— Exercise goal —
Assemble all lines in which the string "STEREO" appears.

(Records from a data source)
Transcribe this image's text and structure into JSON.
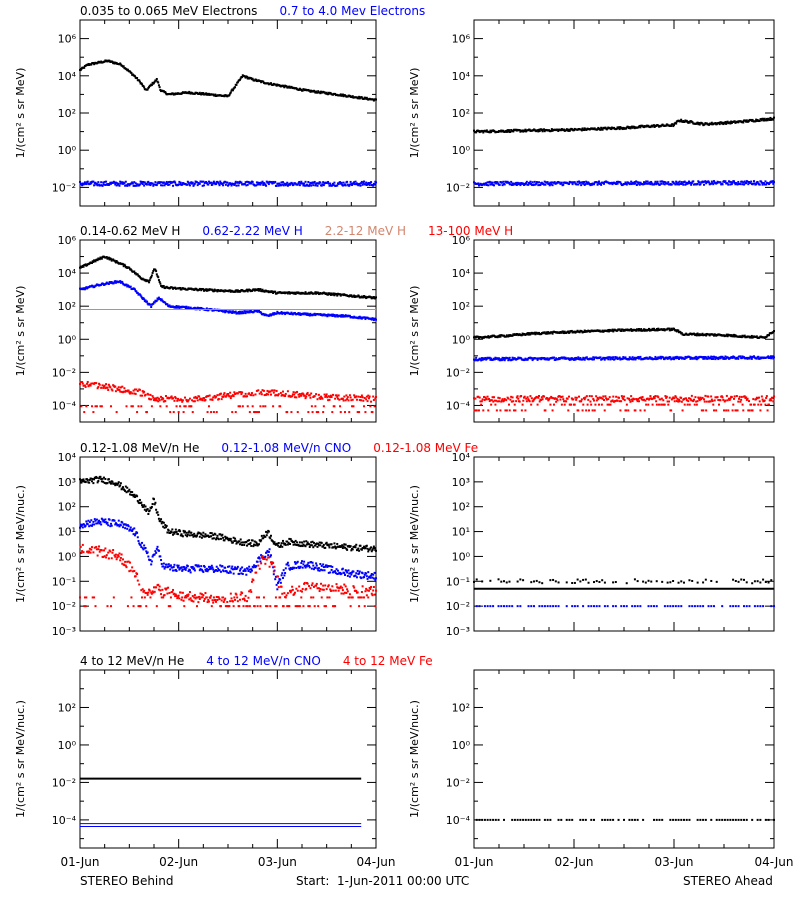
{
  "colors": {
    "black": "#000000",
    "blue": "#0000ff",
    "tan": "#d2866e",
    "red": "#ff0000"
  },
  "footer": {
    "left": "STEREO Behind",
    "center": "Start:  1-Jun-2011 00:00 UTC",
    "right": "STEREO Ahead"
  },
  "chart_data": [
    {
      "type": "scatter",
      "panel": "row1-behind",
      "titles": [
        {
          "text": "0.035 to 0.065 MeV Electrons",
          "color": "black"
        },
        {
          "text": "0.7 to 4.0 Mev Electrons",
          "color": "blue"
        }
      ],
      "ylabel": "1/(cm² s sr MeV)",
      "yscale": "log",
      "ylim_exp": [
        -3,
        7
      ],
      "ytick_exps": [
        -2,
        0,
        2,
        4,
        6
      ],
      "xlim_days": [
        0,
        3
      ],
      "series": [
        {
          "color": "black",
          "x": [
            0,
            0.08,
            0.18,
            0.28,
            0.42,
            0.55,
            0.62,
            0.67,
            0.72,
            0.78,
            0.82,
            0.9,
            1.1,
            1.3,
            1.5,
            1.65,
            1.75,
            1.9,
            2.1,
            2.3,
            2.6,
            2.8,
            3.0
          ],
          "logy": [
            4.3,
            4.6,
            4.7,
            4.8,
            4.6,
            4.0,
            3.6,
            3.2,
            3.5,
            3.8,
            3.2,
            3.0,
            3.1,
            3.0,
            2.9,
            4.0,
            3.8,
            3.6,
            3.4,
            3.2,
            3.0,
            2.85,
            2.7
          ],
          "scatter": 0.05
        },
        {
          "color": "blue",
          "x": [
            0,
            3
          ],
          "logy": [
            -1.8,
            -1.8
          ],
          "scatter": 0.12
        }
      ]
    },
    {
      "type": "scatter",
      "panel": "row1-ahead",
      "ylabel": "1/(cm² s sr MeV)",
      "yscale": "log",
      "ylim_exp": [
        -3,
        7
      ],
      "ytick_exps": [
        -2,
        0,
        2,
        4,
        6
      ],
      "xlim_days": [
        0,
        3
      ],
      "series": [
        {
          "color": "black",
          "x": [
            0,
            0.5,
            1.0,
            1.5,
            1.8,
            2.0,
            2.05,
            2.3,
            2.6,
            3.0
          ],
          "logy": [
            1.0,
            1.05,
            1.1,
            1.2,
            1.3,
            1.35,
            1.6,
            1.4,
            1.5,
            1.7
          ],
          "scatter": 0.06
        },
        {
          "color": "blue",
          "x": [
            0,
            3
          ],
          "logy": [
            -1.8,
            -1.75
          ],
          "scatter": 0.1
        }
      ]
    },
    {
      "type": "scatter",
      "panel": "row2-behind",
      "titles": [
        {
          "text": "0.14-0.62 MeV H",
          "color": "black"
        },
        {
          "text": "0.62-2.22 MeV H",
          "color": "blue"
        },
        {
          "text": "2.2-12 MeV H",
          "color": "tan"
        },
        {
          "text": "13-100 MeV H",
          "color": "red"
        }
      ],
      "ylabel": "1/(cm² s sr MeV)",
      "yscale": "log",
      "ylim_exp": [
        -5,
        6
      ],
      "ytick_exps": [
        -4,
        -2,
        0,
        2,
        4,
        6
      ],
      "xlim_days": [
        0,
        3
      ],
      "series": [
        {
          "color": "black",
          "x": [
            0,
            0.1,
            0.25,
            0.4,
            0.5,
            0.62,
            0.7,
            0.76,
            0.82,
            0.9,
            1.2,
            1.6,
            1.8,
            2.0,
            2.4,
            2.8,
            3.0
          ],
          "logy": [
            4.3,
            4.6,
            5.0,
            4.6,
            4.3,
            3.7,
            3.5,
            4.3,
            3.2,
            3.1,
            3.0,
            2.9,
            3.0,
            2.8,
            2.8,
            2.6,
            2.5
          ],
          "scatter": 0.06
        },
        {
          "color": "blue",
          "x": [
            0,
            0.2,
            0.4,
            0.55,
            0.65,
            0.72,
            0.8,
            0.9,
            1.3,
            1.6,
            1.8,
            1.9,
            2.0,
            2.3,
            2.7,
            3.0
          ],
          "logy": [
            3.0,
            3.3,
            3.5,
            3.0,
            2.4,
            2.0,
            2.5,
            2.0,
            1.8,
            1.6,
            1.7,
            1.4,
            1.6,
            1.5,
            1.4,
            1.2
          ],
          "scatter": 0.06
        },
        {
          "color": "tan",
          "x": [
            0,
            3
          ],
          "logy": [
            1.8,
            1.8
          ],
          "scatter": 0
        },
        {
          "color": "red",
          "x": [
            0,
            0.3,
            0.6,
            0.75,
            0.9,
            1.2,
            1.5,
            1.8,
            2.1,
            2.5,
            3.0
          ],
          "logy": [
            -2.7,
            -2.9,
            -3.2,
            -3.6,
            -3.6,
            -3.6,
            -3.4,
            -3.2,
            -3.3,
            -3.5,
            -3.6
          ],
          "scatter": 0.18,
          "floor": -4.4
        }
      ]
    },
    {
      "type": "scatter",
      "panel": "row2-ahead",
      "ylabel": "1/(cm² s sr MeV)",
      "yscale": "log",
      "ylim_exp": [
        -5,
        6
      ],
      "ytick_exps": [
        -4,
        -2,
        0,
        2,
        4,
        6
      ],
      "xlim_days": [
        0,
        3
      ],
      "series": [
        {
          "color": "black",
          "x": [
            0,
            0.3,
            0.6,
            1.0,
            1.5,
            2.0,
            2.1,
            2.2,
            2.5,
            2.9,
            3.0
          ],
          "logy": [
            0.1,
            0.2,
            0.35,
            0.45,
            0.55,
            0.6,
            0.3,
            0.3,
            0.25,
            0.1,
            0.5
          ],
          "scatter": 0.06
        },
        {
          "color": "blue",
          "x": [
            0,
            3
          ],
          "logy": [
            -1.2,
            -1.1
          ],
          "scatter": 0.08
        },
        {
          "color": "red",
          "x": [
            0,
            3
          ],
          "logy": [
            -3.6,
            -3.6
          ],
          "scatter": 0.18,
          "floor": -4.3
        }
      ]
    },
    {
      "type": "scatter",
      "panel": "row3-behind",
      "titles": [
        {
          "text": "0.12-1.08 MeV/n He",
          "color": "black"
        },
        {
          "text": "0.12-1.08 MeV/n CNO",
          "color": "blue"
        },
        {
          "text": "0.12-1.08 MeV Fe",
          "color": "red"
        }
      ],
      "ylabel": "1/(cm² s sr MeV/nuc.)",
      "yscale": "log",
      "ylim_exp": [
        -3,
        4
      ],
      "ytick_exps": [
        -3,
        -2,
        -1,
        0,
        1,
        2,
        3,
        4
      ],
      "xlim_days": [
        0,
        3
      ],
      "series": [
        {
          "color": "black",
          "x": [
            0,
            0.2,
            0.35,
            0.5,
            0.62,
            0.7,
            0.75,
            0.8,
            0.9,
            1.1,
            1.4,
            1.6,
            1.8,
            1.9,
            2.0,
            2.1,
            2.3,
            2.6,
            3.0
          ],
          "logy": [
            3.0,
            3.1,
            3.0,
            2.6,
            2.2,
            1.7,
            2.3,
            1.5,
            1.0,
            0.9,
            0.8,
            0.6,
            0.5,
            1.0,
            0.4,
            0.6,
            0.5,
            0.4,
            0.3
          ],
          "scatter": 0.12
        },
        {
          "color": "blue",
          "x": [
            0,
            0.2,
            0.4,
            0.55,
            0.65,
            0.72,
            0.78,
            0.85,
            1.0,
            1.4,
            1.7,
            1.85,
            1.92,
            2.0,
            2.1,
            2.3,
            2.6,
            3.0
          ],
          "logy": [
            1.3,
            1.4,
            1.3,
            1.0,
            0.3,
            -0.2,
            0.3,
            -0.4,
            -0.5,
            -0.5,
            -0.6,
            0.0,
            0.2,
            -1.2,
            -0.4,
            -0.3,
            -0.6,
            -0.8
          ],
          "scatter": 0.15
        },
        {
          "color": "red",
          "x": [
            0,
            0.2,
            0.4,
            0.55,
            0.62,
            0.7,
            0.8,
            1.0,
            1.4,
            1.7,
            1.85,
            1.95,
            2.05,
            2.3,
            2.6,
            3.0
          ],
          "logy": [
            0.3,
            0.2,
            0.0,
            -0.6,
            -1.2,
            -1.5,
            -1.3,
            -1.6,
            -1.7,
            -1.6,
            -0.1,
            -0.3,
            -1.5,
            -1.2,
            -1.3,
            -1.4
          ],
          "scatter": 0.2,
          "floor": -2.0
        }
      ]
    },
    {
      "type": "scatter",
      "panel": "row3-ahead",
      "ylabel": "1/(cm² s sr MeV/nuc.)",
      "yscale": "log",
      "ylim_exp": [
        -3,
        4
      ],
      "ytick_exps": [
        -3,
        -2,
        -1,
        0,
        1,
        2,
        3,
        4
      ],
      "xlim_days": [
        0,
        3
      ],
      "series": [
        {
          "color": "black",
          "x": [
            0,
            3
          ],
          "logy": [
            -1.3,
            -1.3
          ],
          "scatter": 0
        },
        {
          "color": "black",
          "x": [
            0,
            3
          ],
          "logy": [
            -1.0,
            -1.0
          ],
          "scatter": 0.08,
          "sparse": true
        },
        {
          "color": "blue",
          "x": [
            0,
            3
          ],
          "logy": [
            -2.0,
            -2.0
          ],
          "scatter": 0,
          "sparse": true
        }
      ]
    },
    {
      "type": "scatter",
      "panel": "row4-behind",
      "titles": [
        {
          "text": "4 to 12 MeV/n He",
          "color": "black"
        },
        {
          "text": "4 to 12 MeV/n CNO",
          "color": "blue"
        },
        {
          "text": "4 to 12 MeV Fe",
          "color": "red"
        }
      ],
      "ylabel": "1/(cm² s sr MeV/nuc.)",
      "yscale": "log",
      "ylim_exp": [
        -5.5,
        4
      ],
      "ytick_exps": [
        -4,
        -2,
        0,
        2
      ],
      "xlim_days": [
        0,
        3
      ],
      "series": [
        {
          "color": "black",
          "x": [
            0,
            2.85
          ],
          "logy": [
            -1.8,
            -1.8
          ],
          "scatter": 0
        },
        {
          "color": "blue",
          "x": [
            0,
            2.85
          ],
          "logy": [
            -4.2,
            -4.2
          ],
          "scatter": 0
        },
        {
          "color": "blue",
          "x": [
            0,
            2.85
          ],
          "logy": [
            -4.35,
            -4.35
          ],
          "scatter": 0
        }
      ]
    },
    {
      "type": "scatter",
      "panel": "row4-ahead",
      "ylabel": "1/(cm² s sr MeV/nuc.)",
      "yscale": "log",
      "ylim_exp": [
        -5.5,
        4
      ],
      "ytick_exps": [
        -4,
        -2,
        0,
        2
      ],
      "xlim_days": [
        0,
        3
      ],
      "xtick_labels": [
        "01-Jun",
        "02-Jun",
        "03-Jun",
        "04-Jun"
      ],
      "series": [
        {
          "color": "black",
          "x": [
            0,
            3
          ],
          "logy": [
            -4.0,
            -4.0
          ],
          "scatter": 0,
          "sparse": true
        }
      ]
    }
  ]
}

— Exercise output —
    "left": "STEREO Behind",
    "right": "STEREO Ahead"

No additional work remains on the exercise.